Among the lines below, count those with "participation". Give the total alone.
◆ ◆ ◆ ◆
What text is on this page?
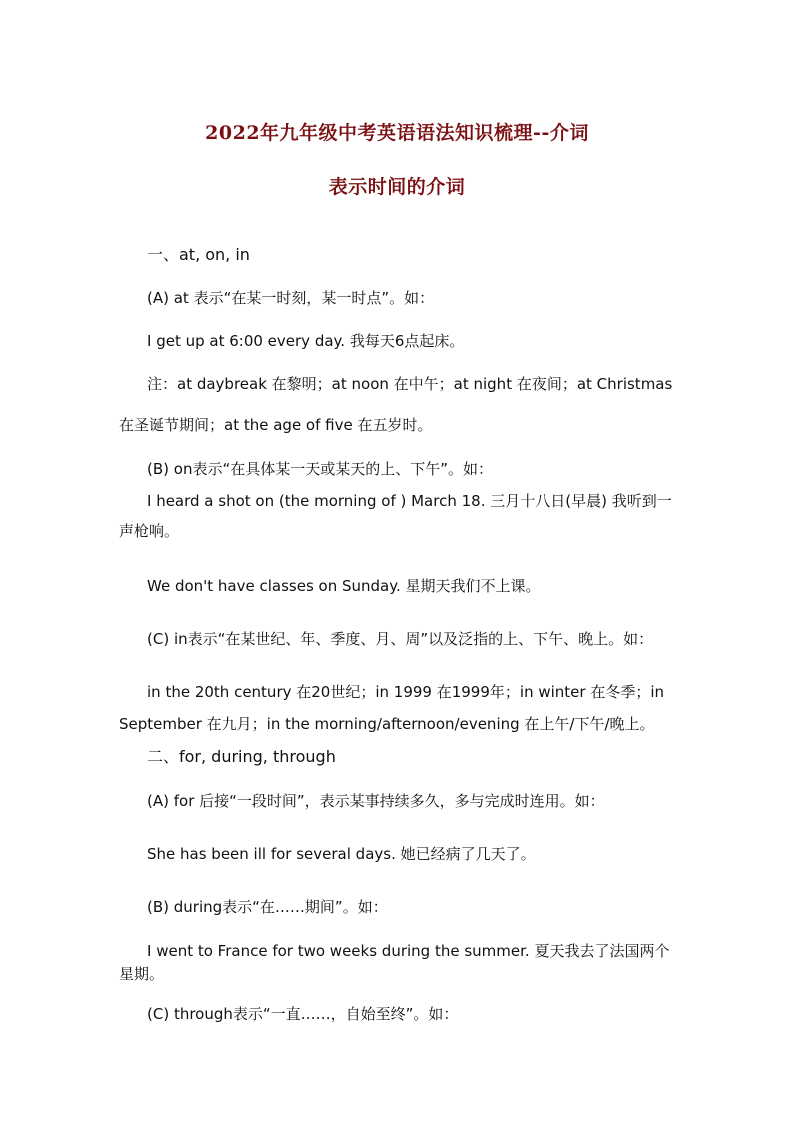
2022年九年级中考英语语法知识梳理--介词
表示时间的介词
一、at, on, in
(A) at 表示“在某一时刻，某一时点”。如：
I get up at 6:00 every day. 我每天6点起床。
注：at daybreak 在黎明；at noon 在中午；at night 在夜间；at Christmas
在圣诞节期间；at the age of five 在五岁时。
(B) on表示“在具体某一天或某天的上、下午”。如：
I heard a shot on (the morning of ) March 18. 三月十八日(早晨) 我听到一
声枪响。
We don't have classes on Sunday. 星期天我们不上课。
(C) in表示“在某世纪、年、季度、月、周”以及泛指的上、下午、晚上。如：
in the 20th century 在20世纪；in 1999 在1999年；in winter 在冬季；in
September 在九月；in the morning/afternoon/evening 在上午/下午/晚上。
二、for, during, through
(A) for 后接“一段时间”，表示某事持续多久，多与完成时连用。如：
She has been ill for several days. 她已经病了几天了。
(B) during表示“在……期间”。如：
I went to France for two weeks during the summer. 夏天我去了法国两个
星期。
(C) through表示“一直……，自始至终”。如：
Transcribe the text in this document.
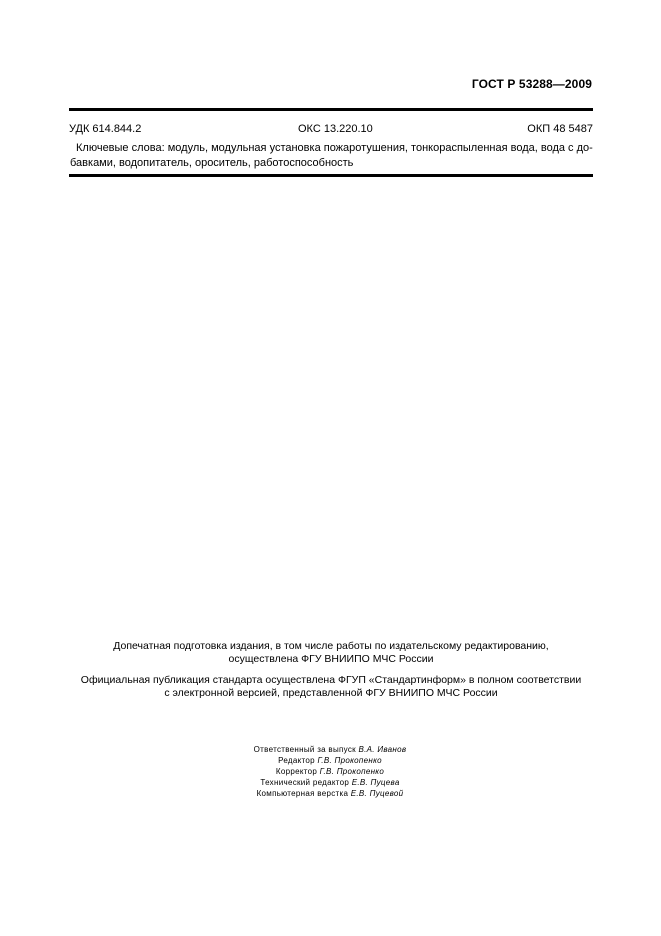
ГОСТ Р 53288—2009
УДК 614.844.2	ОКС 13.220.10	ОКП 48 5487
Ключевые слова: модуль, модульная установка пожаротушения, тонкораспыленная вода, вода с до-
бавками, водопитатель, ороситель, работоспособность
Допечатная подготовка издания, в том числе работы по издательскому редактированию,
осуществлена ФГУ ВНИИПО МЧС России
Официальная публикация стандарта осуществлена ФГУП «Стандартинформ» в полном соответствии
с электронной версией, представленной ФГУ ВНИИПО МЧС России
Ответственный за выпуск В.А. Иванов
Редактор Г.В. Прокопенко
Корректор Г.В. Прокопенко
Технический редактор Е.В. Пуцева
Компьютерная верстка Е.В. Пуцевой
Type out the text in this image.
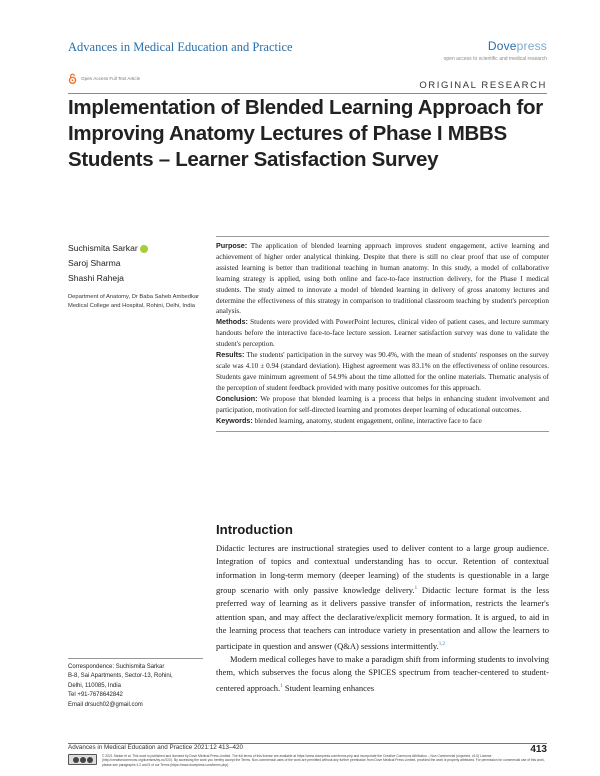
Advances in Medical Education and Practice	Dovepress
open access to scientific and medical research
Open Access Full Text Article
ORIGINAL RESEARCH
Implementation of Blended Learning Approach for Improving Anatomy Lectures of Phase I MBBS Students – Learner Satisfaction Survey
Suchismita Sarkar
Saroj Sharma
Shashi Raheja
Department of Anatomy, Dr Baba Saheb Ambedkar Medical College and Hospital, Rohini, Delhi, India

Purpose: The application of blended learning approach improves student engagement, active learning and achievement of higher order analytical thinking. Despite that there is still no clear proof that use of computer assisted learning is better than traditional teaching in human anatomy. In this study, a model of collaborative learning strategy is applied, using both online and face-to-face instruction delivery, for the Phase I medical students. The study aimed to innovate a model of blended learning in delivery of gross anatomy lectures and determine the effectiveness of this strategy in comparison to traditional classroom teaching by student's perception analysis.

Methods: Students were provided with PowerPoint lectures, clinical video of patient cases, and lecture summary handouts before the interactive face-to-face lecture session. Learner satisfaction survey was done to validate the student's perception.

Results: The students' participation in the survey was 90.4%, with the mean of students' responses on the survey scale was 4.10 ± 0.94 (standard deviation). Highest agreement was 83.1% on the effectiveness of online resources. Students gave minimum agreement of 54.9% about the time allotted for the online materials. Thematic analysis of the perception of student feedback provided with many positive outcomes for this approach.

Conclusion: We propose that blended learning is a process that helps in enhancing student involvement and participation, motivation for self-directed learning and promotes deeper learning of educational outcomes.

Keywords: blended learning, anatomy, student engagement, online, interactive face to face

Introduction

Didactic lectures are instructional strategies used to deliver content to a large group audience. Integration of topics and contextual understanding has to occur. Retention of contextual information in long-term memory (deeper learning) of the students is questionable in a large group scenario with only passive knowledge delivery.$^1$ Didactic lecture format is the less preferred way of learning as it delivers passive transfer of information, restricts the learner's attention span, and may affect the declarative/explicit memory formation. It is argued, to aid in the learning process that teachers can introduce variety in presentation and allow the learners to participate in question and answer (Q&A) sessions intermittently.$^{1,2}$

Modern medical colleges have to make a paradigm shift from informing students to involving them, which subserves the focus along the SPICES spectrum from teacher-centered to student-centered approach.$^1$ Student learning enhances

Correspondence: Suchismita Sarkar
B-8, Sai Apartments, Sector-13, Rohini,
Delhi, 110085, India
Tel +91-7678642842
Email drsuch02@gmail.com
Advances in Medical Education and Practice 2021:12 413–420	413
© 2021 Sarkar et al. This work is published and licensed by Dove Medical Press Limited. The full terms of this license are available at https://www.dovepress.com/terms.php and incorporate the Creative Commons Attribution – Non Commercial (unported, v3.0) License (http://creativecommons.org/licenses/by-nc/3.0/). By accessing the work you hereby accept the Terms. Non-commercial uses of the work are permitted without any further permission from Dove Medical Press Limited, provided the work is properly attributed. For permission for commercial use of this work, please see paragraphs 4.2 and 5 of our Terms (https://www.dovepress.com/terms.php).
◆ ◆ ◆ ◆
-- Response to this exercise --
2